● **Instruction**
For the data below, report the number of lines that contain the string "step" and nothing else.

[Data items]
----------

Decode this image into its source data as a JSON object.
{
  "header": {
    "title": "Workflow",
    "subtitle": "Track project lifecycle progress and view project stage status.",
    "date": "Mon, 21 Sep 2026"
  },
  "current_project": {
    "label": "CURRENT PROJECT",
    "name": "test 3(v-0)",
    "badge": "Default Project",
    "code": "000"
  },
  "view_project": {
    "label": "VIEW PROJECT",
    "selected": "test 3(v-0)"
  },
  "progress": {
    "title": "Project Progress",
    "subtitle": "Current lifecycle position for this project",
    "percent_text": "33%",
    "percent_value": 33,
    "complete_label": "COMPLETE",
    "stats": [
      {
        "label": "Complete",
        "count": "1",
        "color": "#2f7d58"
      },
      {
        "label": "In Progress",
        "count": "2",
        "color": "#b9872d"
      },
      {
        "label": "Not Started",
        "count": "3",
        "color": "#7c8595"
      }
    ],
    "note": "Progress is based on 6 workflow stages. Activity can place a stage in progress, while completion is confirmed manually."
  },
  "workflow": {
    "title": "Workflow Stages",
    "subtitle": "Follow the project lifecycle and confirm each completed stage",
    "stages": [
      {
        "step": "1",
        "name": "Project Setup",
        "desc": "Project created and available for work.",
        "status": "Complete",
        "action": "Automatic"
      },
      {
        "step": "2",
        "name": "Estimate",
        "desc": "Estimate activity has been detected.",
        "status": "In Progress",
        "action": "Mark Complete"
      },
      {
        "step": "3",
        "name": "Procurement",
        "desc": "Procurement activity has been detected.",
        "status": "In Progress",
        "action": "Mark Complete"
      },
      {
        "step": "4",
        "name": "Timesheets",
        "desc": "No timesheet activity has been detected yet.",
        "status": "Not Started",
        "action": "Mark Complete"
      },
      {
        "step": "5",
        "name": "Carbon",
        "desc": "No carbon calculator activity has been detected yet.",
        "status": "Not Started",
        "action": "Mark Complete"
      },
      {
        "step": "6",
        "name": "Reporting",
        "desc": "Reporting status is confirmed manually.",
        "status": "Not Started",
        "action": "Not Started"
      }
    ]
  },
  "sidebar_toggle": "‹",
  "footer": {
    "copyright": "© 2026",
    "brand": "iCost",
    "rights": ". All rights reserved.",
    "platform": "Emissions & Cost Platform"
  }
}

----------

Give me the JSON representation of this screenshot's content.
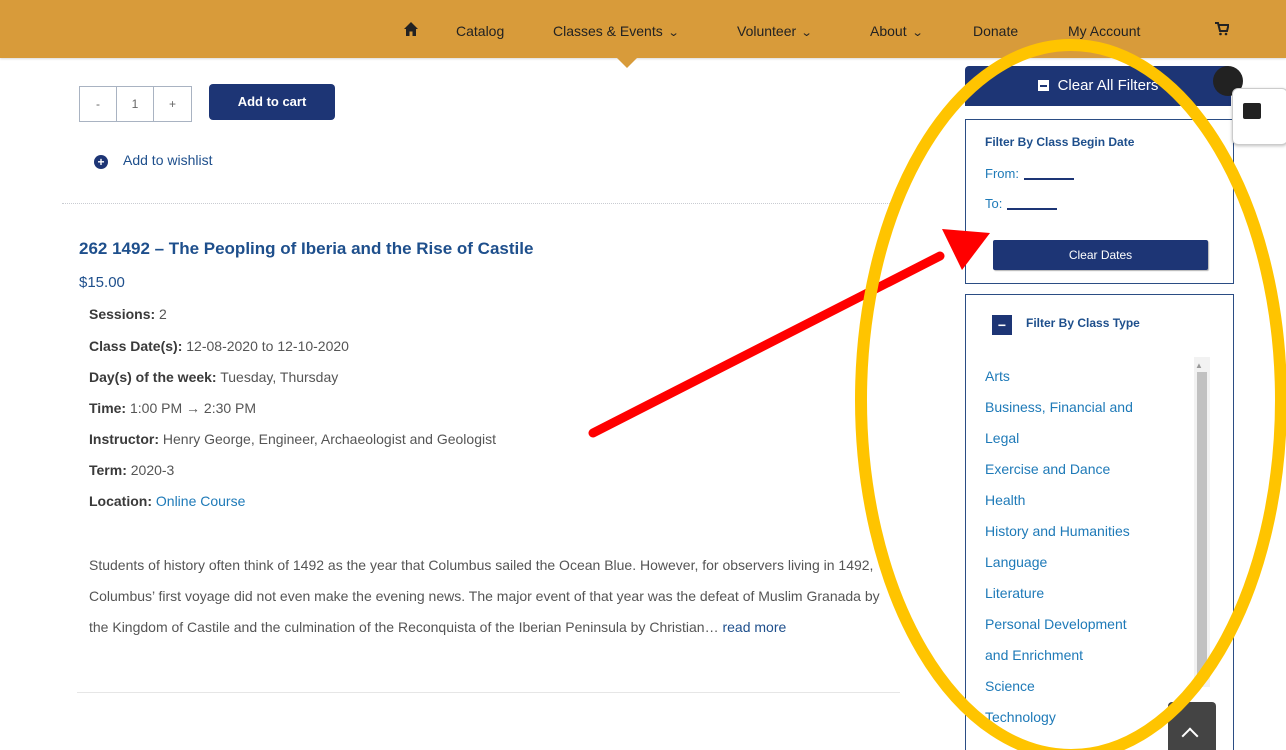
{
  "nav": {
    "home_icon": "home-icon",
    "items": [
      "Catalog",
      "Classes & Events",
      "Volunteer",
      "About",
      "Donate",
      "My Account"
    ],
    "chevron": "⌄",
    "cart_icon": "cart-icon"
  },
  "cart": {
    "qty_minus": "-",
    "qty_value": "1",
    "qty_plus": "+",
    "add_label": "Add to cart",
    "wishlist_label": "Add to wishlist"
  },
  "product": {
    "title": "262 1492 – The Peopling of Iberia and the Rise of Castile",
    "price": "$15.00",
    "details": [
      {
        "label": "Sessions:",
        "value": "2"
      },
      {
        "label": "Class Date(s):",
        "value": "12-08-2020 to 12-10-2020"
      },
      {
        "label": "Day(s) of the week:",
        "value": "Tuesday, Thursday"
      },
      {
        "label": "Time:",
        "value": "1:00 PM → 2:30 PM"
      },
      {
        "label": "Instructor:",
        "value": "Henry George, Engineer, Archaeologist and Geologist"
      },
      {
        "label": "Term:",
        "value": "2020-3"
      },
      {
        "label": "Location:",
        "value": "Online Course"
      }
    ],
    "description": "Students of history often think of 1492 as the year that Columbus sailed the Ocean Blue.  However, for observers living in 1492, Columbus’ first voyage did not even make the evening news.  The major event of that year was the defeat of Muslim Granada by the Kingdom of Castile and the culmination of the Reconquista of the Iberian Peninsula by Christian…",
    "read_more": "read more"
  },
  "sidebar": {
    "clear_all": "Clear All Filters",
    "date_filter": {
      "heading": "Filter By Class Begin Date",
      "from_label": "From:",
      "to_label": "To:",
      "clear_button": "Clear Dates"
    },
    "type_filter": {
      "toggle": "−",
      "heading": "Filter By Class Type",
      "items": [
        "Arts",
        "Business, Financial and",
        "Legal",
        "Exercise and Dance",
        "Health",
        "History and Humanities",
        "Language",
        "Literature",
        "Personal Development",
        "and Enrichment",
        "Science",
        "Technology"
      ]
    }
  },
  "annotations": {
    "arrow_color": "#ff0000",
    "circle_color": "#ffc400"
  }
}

----------

● **Answer in full**
6